◆ **Directive**
Transcribe word for word the lines spanning the line with "Decode this image" through the end of the records.

>> Begin

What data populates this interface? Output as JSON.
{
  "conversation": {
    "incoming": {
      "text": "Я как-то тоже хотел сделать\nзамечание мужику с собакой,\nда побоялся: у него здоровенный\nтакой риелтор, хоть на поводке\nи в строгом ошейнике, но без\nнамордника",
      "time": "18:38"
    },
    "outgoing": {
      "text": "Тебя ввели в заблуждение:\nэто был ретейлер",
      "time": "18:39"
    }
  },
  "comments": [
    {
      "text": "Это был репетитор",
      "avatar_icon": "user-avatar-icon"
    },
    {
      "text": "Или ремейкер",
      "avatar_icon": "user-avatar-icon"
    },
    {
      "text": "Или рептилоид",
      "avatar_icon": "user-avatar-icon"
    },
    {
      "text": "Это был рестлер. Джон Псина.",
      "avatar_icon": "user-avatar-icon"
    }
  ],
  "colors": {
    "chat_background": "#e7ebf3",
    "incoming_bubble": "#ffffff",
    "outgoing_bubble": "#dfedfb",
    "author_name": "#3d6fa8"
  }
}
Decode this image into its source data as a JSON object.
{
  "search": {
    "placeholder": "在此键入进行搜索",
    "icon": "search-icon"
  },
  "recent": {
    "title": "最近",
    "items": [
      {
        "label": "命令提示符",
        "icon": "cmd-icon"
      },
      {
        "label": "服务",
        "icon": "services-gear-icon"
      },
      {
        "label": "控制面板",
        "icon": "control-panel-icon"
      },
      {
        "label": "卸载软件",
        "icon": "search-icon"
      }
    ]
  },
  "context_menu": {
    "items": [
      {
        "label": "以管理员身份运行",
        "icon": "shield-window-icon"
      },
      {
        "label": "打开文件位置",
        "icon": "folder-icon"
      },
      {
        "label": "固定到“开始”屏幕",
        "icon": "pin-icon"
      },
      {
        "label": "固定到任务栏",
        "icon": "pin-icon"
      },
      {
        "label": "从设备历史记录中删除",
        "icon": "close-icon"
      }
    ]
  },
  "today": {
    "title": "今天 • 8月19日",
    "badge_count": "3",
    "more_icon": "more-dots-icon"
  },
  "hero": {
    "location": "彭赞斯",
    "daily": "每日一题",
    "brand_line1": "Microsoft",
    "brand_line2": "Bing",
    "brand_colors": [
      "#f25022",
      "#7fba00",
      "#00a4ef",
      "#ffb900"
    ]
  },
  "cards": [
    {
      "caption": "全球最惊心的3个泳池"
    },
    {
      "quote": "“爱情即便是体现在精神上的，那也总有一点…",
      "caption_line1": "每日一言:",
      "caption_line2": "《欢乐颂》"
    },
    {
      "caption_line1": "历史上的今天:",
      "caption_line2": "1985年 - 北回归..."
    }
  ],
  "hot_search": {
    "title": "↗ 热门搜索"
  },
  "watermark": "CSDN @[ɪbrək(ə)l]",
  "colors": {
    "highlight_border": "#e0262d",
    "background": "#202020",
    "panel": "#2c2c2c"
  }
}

>> End

◆ **Finished task**
Decode this image into its source data as a JSON object.
{
  "search": {
    "placeholder": "在此键入进行搜索",
    "icon": "search-icon"
  },
  "recent": {
    "title": "最近",
    "items": [
      {
        "label": "命令提示符",
        "icon": "cmd-icon"
      },
      {
        "label": "服务",
        "icon": "services-gear-icon"
      },
      {
        "label": "控制面板",
        "icon": "control-panel-icon"
      },
      {
        "label": "卸载软件",
        "icon": "search-icon"
      }
    ]
  },
  "context_menu": {
    "items": [
      {
        "label": "以管理员身份运行",
        "icon": "shield-window-icon"
      },
      {
        "label": "打开文件位置",
        "icon": "folder-icon"
      },
      {
        "label": "固定到“开始”屏幕",
        "icon": "pin-icon"
      },
      {
        "label": "固定到任务栏",
        "icon": "pin-icon"
      },
      {
        "label": "从设备历史记录中删除",
        "icon": "close-icon"
      }
    ]
  },
  "today": {
    "title": "今天 • 8月19日",
    "badge_count": "3",
    "more_icon": "more-dots-icon"
  },
  "hero": {
    "location": "彭赞斯",
    "daily": "每日一题",
    "brand_line1": "Microsoft",
    "brand_line2": "Bing",
    "brand_colors": [
      "#f25022",
      "#7fba00",
      "#00a4ef",
      "#ffb900"
    ]
  },
  "cards": [
    {
      "caption": "全球最惊心的3个泳池"
    },
    {
      "quote": "“爱情即便是体现在精神上的，那也总有一点…",
      "caption_line1": "每日一言:",
      "caption_line2": "《欢乐颂》"
    },
    {
      "caption_line1": "历史上的今天:",
      "caption_line2": "1985年 - 北回归..."
    }
  ],
  "hot_search": {
    "title": "↗ 热门搜索"
  },
  "watermark": "CSDN @[ɪbrək(ə)l]",
  "colors": {
    "highlight_border": "#e0262d",
    "background": "#202020",
    "panel": "#2c2c2c"
  }
}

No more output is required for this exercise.